### Stated goal
Copy out all the entries word for word.
┏━━
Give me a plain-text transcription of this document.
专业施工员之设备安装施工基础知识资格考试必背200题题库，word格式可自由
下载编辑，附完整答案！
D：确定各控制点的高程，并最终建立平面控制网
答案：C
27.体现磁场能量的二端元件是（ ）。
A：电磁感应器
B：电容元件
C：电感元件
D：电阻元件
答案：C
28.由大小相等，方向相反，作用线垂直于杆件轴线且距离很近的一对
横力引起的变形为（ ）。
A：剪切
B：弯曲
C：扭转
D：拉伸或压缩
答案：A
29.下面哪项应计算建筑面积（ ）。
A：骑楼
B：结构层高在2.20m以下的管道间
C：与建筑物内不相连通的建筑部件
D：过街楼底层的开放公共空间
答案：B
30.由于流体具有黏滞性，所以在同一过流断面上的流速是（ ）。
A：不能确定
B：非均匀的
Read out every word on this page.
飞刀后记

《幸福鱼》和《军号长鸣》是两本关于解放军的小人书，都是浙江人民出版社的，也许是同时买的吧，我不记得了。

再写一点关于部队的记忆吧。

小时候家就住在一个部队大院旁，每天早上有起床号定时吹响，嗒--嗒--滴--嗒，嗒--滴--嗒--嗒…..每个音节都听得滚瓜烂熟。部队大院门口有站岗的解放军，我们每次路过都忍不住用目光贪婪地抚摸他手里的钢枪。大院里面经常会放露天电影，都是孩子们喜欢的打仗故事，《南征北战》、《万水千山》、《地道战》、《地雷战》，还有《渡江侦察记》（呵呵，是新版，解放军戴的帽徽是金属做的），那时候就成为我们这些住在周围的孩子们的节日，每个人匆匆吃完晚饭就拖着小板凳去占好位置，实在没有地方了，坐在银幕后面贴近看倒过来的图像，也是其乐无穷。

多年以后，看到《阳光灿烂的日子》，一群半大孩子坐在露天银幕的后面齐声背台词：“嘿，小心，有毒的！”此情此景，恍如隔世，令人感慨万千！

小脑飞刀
┗━━
### Final result
Give me a plain-text transcription of this document.
专业施工员之设备安装施工基础知识资格考试必背200题题库，word格式可自由
下载编辑，附完整答案！
D：确定各控制点的高程，并最终建立平面控制网
答案：C
27.体现磁场能量的二端元件是（ ）。
A：电磁感应器
B：电容元件
C：电感元件
D：电阻元件
答案：C
28.由大小相等，方向相反，作用线垂直于杆件轴线且距离很近的一对
横力引起的变形为（ ）。
A：剪切
B：弯曲
C：扭转
D：拉伸或压缩
答案：A
29.下面哪项应计算建筑面积（ ）。
A：骑楼
B：结构层高在2.20m以下的管道间
C：与建筑物内不相连通的建筑部件
D：过街楼底层的开放公共空间
答案：B
30.由于流体具有黏滞性，所以在同一过流断面上的流速是（ ）。
A：不能确定
B：非均匀的
Read out every word on this page.
飞刀后记

《幸福鱼》和《军号长鸣》是两本关于解放军的小人书，都是浙江人民出版社的，也许是同时买的吧，我不记得了。

再写一点关于部队的记忆吧。

小时候家就住在一个部队大院旁，每天早上有起床号定时吹响，嗒--嗒--滴--嗒，嗒--滴--嗒--嗒…..每个音节都听得滚瓜烂熟。部队大院门口有站岗的解放军，我们每次路过都忍不住用目光贪婪地抚摸他手里的钢枪。大院里面经常会放露天电影，都是孩子们喜欢的打仗故事，《南征北战》、《万水千山》、《地道战》、《地雷战》，还有《渡江侦察记》（呵呵，是新版，解放军戴的帽徽是金属做的），那时候就成为我们这些住在周围的孩子们的节日，每个人匆匆吃完晚饭就拖着小板凳去占好位置，实在没有地方了，坐在银幕后面贴近看倒过来的图像，也是其乐无穷。

多年以后，看到《阳光灿烂的日子》，一群半大孩子坐在露天银幕的后面齐声背台词：“嘿，小心，有毒的！”此情此景，恍如隔世，令人感慨万千！

小脑飞刀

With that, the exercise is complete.